Instructions for the task: Go through each line of the records below and count those with the word "icon". Give only the count.
BEGIN Information given
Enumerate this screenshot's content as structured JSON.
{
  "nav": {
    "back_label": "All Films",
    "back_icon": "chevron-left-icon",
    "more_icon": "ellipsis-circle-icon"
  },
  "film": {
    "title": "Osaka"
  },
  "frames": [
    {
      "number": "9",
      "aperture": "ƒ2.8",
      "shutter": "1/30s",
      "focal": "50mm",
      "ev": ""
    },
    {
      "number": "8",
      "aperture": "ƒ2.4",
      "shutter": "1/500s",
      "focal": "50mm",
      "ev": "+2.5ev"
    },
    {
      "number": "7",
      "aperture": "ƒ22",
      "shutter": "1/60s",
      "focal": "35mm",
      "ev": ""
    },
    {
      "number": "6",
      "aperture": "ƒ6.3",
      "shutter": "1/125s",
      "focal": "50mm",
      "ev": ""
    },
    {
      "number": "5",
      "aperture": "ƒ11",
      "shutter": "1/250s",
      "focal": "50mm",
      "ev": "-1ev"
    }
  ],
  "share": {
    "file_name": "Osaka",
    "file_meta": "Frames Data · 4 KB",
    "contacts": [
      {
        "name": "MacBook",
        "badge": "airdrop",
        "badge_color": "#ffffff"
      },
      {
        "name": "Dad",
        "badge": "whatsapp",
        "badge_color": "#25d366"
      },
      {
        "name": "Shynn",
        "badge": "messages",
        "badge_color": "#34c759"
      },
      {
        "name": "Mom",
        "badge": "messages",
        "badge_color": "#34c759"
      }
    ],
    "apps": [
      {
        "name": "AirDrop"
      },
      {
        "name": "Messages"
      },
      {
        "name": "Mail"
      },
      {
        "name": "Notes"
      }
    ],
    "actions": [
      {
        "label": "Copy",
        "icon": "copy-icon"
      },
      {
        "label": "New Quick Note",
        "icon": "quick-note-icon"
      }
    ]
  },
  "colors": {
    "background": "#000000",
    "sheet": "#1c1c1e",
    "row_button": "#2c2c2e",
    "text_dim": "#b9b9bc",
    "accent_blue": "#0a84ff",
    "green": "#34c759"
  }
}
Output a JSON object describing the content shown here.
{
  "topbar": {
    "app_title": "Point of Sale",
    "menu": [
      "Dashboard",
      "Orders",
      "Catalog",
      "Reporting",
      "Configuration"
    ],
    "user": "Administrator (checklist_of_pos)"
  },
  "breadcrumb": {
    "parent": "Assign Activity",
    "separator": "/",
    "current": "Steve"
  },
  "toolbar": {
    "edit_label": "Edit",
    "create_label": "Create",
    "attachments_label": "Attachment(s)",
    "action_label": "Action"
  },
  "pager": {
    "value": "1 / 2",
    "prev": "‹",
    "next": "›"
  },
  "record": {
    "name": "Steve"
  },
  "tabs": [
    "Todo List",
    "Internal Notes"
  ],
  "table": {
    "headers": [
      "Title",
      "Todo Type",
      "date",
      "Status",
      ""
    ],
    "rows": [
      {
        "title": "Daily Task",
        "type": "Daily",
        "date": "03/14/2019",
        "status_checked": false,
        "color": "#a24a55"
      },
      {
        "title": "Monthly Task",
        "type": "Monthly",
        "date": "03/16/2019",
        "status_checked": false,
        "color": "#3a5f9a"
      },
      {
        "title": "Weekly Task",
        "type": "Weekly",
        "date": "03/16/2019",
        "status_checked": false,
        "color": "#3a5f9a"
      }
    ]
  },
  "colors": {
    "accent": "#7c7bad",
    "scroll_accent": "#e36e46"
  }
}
END Information given
Answer below: 4